- WHAT THE EXERCISE ASKS: Exactly as they appear, output all of the records. Skip any images.

- DATA TO USE:

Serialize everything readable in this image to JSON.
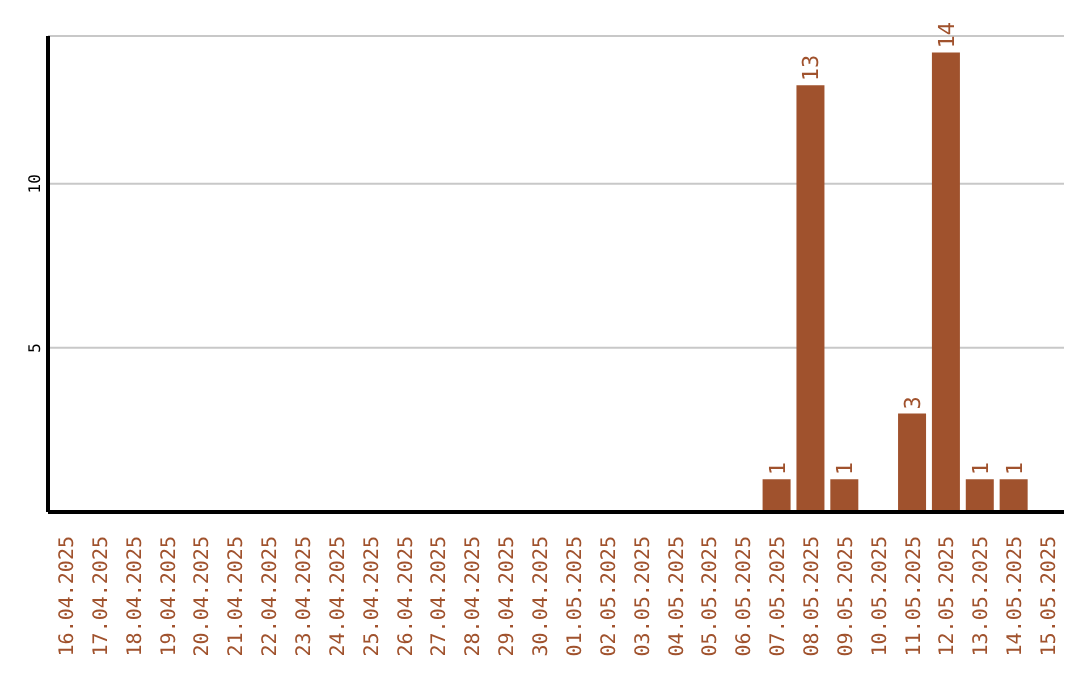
{
  "chart_data": {
    "type": "bar",
    "categories": [
      "16.04.2025",
      "17.04.2025",
      "18.04.2025",
      "19.04.2025",
      "20.04.2025",
      "21.04.2025",
      "22.04.2025",
      "23.04.2025",
      "24.04.2025",
      "25.04.2025",
      "26.04.2025",
      "27.04.2025",
      "28.04.2025",
      "29.04.2025",
      "30.04.2025",
      "01.05.2025",
      "02.05.2025",
      "03.05.2025",
      "04.05.2025",
      "05.05.2025",
      "06.05.2025",
      "07.05.2025",
      "08.05.2025",
      "09.05.2025",
      "10.05.2025",
      "11.05.2025",
      "12.05.2025",
      "13.05.2025",
      "14.05.2025",
      "15.05.2025"
    ],
    "values": [
      null,
      null,
      null,
      null,
      null,
      null,
      null,
      null,
      null,
      null,
      null,
      null,
      null,
      null,
      null,
      null,
      null,
      null,
      null,
      null,
      null,
      1,
      13,
      1,
      null,
      3,
      14,
      1,
      1,
      null
    ],
    "color": "#a0522d",
    "ylim": [
      0,
      14.5
    ],
    "yticks": [
      5,
      10
    ],
    "grid": "y",
    "data_labels": true
  }
}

- ANSWER:
Serialize everything readable in this image to JSON.
{
  "chart_data": {
    "type": "bar",
    "categories": [
      "16.04.2025",
      "17.04.2025",
      "18.04.2025",
      "19.04.2025",
      "20.04.2025",
      "21.04.2025",
      "22.04.2025",
      "23.04.2025",
      "24.04.2025",
      "25.04.2025",
      "26.04.2025",
      "27.04.2025",
      "28.04.2025",
      "29.04.2025",
      "30.04.2025",
      "01.05.2025",
      "02.05.2025",
      "03.05.2025",
      "04.05.2025",
      "05.05.2025",
      "06.05.2025",
      "07.05.2025",
      "08.05.2025",
      "09.05.2025",
      "10.05.2025",
      "11.05.2025",
      "12.05.2025",
      "13.05.2025",
      "14.05.2025",
      "15.05.2025"
    ],
    "values": [
      null,
      null,
      null,
      null,
      null,
      null,
      null,
      null,
      null,
      null,
      null,
      null,
      null,
      null,
      null,
      null,
      null,
      null,
      null,
      null,
      null,
      1,
      13,
      1,
      null,
      3,
      14,
      1,
      1,
      null
    ],
    "color": "#a0522d",
    "ylim": [
      0,
      14.5
    ],
    "yticks": [
      5,
      10
    ],
    "grid": "y",
    "data_labels": true
  }
}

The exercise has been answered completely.